JOB: Write out all lines holding the word "image".

******

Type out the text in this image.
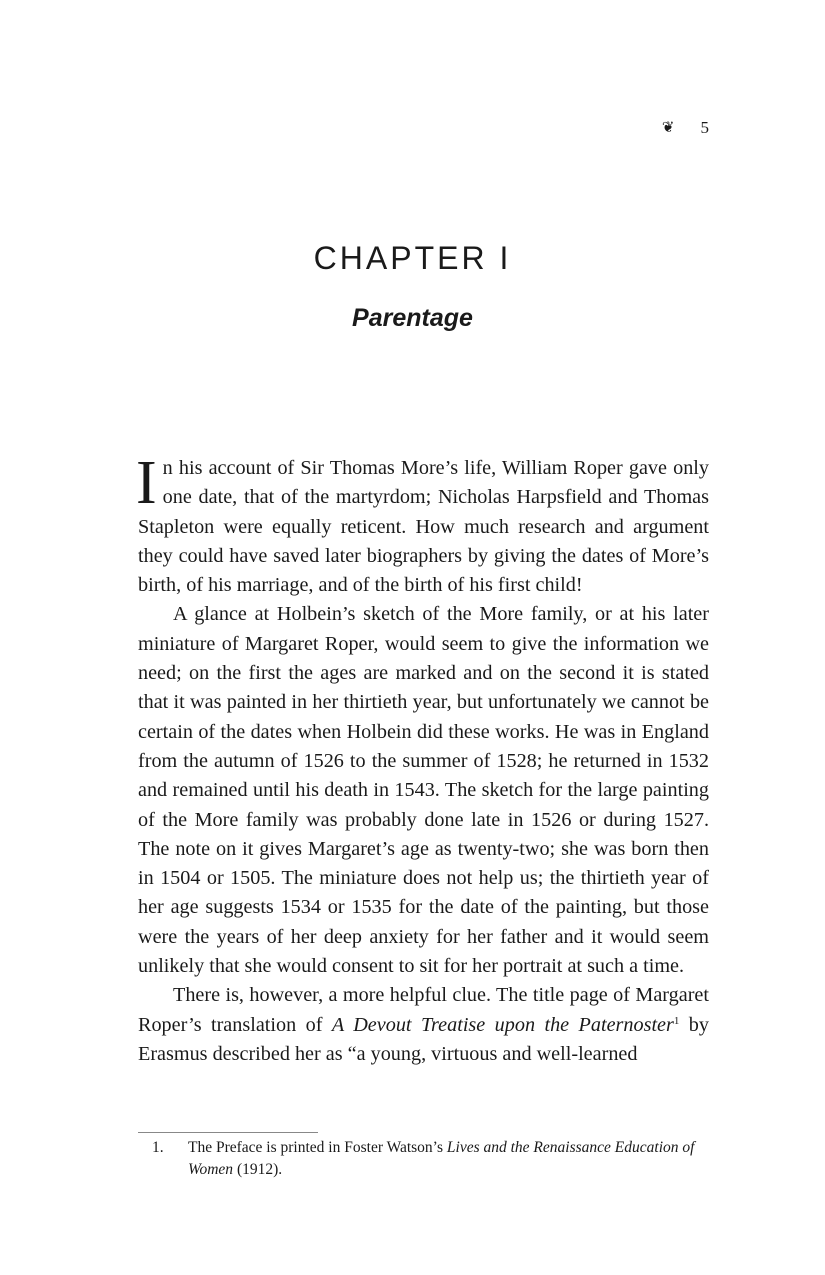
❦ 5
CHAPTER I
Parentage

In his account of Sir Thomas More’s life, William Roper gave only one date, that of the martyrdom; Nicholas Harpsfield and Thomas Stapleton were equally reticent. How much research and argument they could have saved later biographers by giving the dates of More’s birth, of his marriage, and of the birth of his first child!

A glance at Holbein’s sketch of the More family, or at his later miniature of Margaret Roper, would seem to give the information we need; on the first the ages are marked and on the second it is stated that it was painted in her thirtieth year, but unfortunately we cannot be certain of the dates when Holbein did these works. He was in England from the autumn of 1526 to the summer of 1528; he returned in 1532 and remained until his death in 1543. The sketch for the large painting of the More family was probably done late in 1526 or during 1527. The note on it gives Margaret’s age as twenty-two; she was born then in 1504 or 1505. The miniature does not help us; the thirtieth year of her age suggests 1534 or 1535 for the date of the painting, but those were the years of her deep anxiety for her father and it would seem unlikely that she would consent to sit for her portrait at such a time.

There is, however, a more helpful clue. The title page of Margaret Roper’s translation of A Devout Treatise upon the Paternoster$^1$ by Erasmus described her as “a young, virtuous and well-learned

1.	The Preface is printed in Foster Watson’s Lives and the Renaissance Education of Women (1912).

******

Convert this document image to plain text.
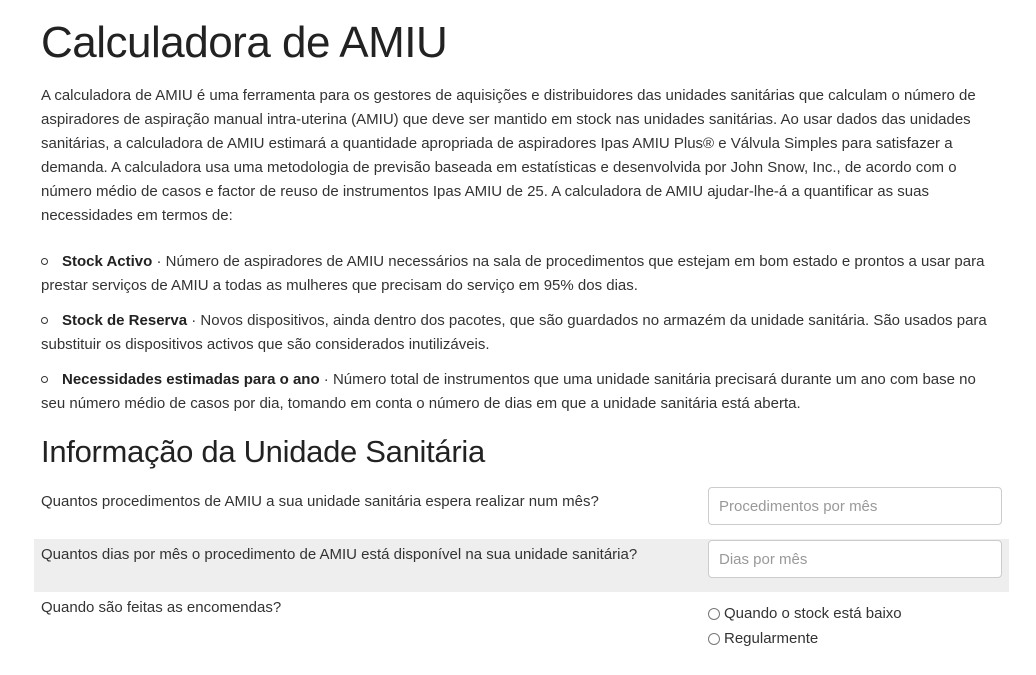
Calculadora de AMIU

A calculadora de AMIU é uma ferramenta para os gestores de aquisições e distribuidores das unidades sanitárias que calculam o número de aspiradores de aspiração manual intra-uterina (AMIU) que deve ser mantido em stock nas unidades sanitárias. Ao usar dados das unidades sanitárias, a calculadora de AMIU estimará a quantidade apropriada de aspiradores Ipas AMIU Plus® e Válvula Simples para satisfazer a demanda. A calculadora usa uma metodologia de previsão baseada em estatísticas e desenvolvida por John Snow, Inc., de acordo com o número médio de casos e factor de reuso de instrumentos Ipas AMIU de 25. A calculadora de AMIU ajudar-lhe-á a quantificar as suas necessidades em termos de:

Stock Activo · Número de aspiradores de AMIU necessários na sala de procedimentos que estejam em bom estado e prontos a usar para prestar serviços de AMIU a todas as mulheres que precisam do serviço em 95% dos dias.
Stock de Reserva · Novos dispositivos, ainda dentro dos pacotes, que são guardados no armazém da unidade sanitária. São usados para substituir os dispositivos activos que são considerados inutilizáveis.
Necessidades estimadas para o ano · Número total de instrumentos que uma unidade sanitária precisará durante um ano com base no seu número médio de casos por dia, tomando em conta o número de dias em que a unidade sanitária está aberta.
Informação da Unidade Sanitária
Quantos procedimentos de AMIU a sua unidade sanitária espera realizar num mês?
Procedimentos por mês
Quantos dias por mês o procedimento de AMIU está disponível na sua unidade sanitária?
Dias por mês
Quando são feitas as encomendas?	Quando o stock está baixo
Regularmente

******

ANSWER TO THE PROBLEM:
Type out the text in this image.
Convert this document image to plain text.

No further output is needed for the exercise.